RECORDS SHOWN:
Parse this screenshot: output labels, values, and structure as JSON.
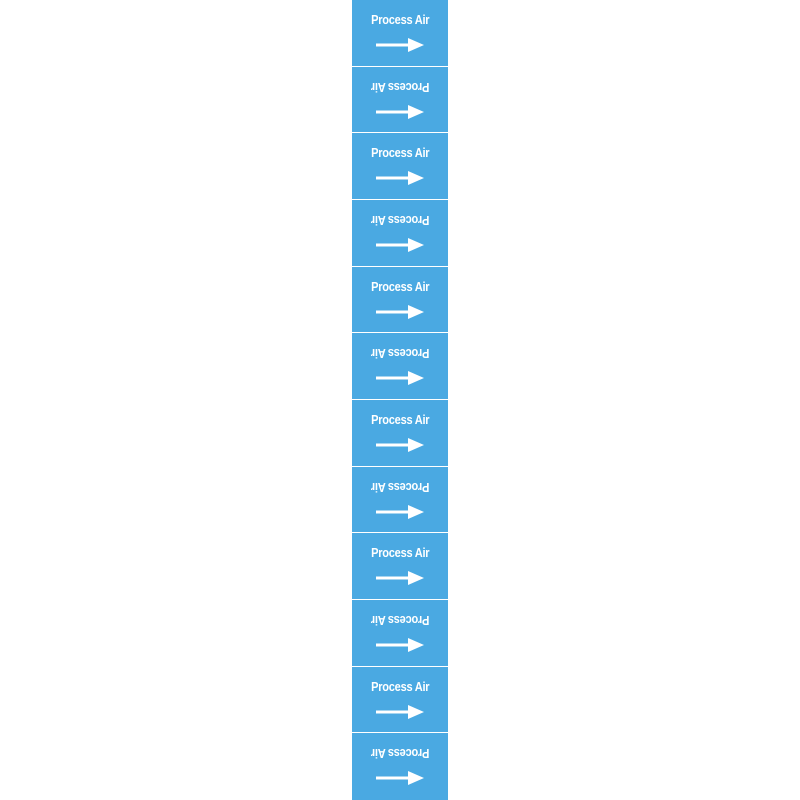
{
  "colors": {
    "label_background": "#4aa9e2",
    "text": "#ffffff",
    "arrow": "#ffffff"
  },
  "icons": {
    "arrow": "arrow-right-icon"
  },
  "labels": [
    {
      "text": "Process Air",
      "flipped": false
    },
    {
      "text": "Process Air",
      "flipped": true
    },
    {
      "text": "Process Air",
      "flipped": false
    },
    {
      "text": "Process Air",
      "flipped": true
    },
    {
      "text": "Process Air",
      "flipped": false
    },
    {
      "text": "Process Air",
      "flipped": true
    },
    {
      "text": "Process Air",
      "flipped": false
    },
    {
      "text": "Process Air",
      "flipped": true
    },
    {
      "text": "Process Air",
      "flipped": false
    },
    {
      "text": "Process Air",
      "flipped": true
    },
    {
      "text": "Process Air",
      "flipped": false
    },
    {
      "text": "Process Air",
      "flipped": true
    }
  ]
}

...

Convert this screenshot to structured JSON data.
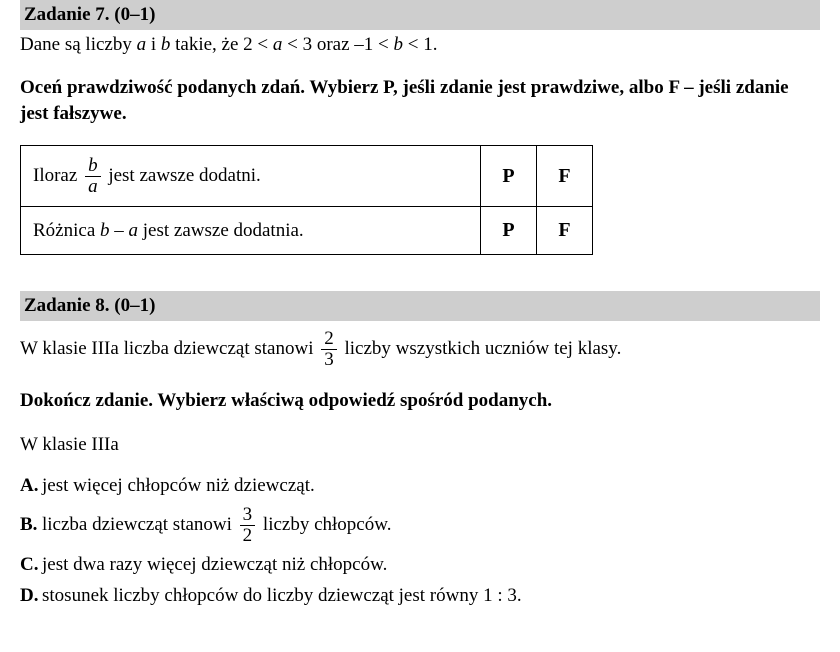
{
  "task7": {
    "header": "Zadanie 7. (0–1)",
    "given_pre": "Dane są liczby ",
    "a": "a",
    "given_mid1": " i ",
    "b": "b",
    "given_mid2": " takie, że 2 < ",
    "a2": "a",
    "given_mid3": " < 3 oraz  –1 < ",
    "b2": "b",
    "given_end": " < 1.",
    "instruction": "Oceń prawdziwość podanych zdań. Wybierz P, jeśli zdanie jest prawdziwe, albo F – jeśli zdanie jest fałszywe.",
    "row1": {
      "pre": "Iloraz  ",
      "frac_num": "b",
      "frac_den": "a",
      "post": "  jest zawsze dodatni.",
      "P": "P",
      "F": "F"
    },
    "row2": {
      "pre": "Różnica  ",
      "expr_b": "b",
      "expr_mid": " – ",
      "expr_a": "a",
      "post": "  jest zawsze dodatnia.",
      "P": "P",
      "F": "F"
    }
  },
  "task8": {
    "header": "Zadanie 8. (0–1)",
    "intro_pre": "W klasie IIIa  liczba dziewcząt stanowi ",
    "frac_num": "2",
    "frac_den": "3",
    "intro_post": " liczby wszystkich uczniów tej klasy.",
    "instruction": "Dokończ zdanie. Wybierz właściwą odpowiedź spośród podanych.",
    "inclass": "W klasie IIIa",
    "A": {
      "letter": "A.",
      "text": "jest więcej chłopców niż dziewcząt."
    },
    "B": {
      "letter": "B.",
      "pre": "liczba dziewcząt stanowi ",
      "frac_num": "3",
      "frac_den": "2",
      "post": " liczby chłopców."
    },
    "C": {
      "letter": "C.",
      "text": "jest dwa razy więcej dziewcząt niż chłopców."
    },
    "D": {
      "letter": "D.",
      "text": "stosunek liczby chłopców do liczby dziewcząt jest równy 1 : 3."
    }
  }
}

DIRECTIONS: From the data above, pick out each line containing "header" and copy it.

TASK SOLUTION:
    "header": "Zadanie 7. (0–1)",
    "header": "Zadanie 8. (0–1)",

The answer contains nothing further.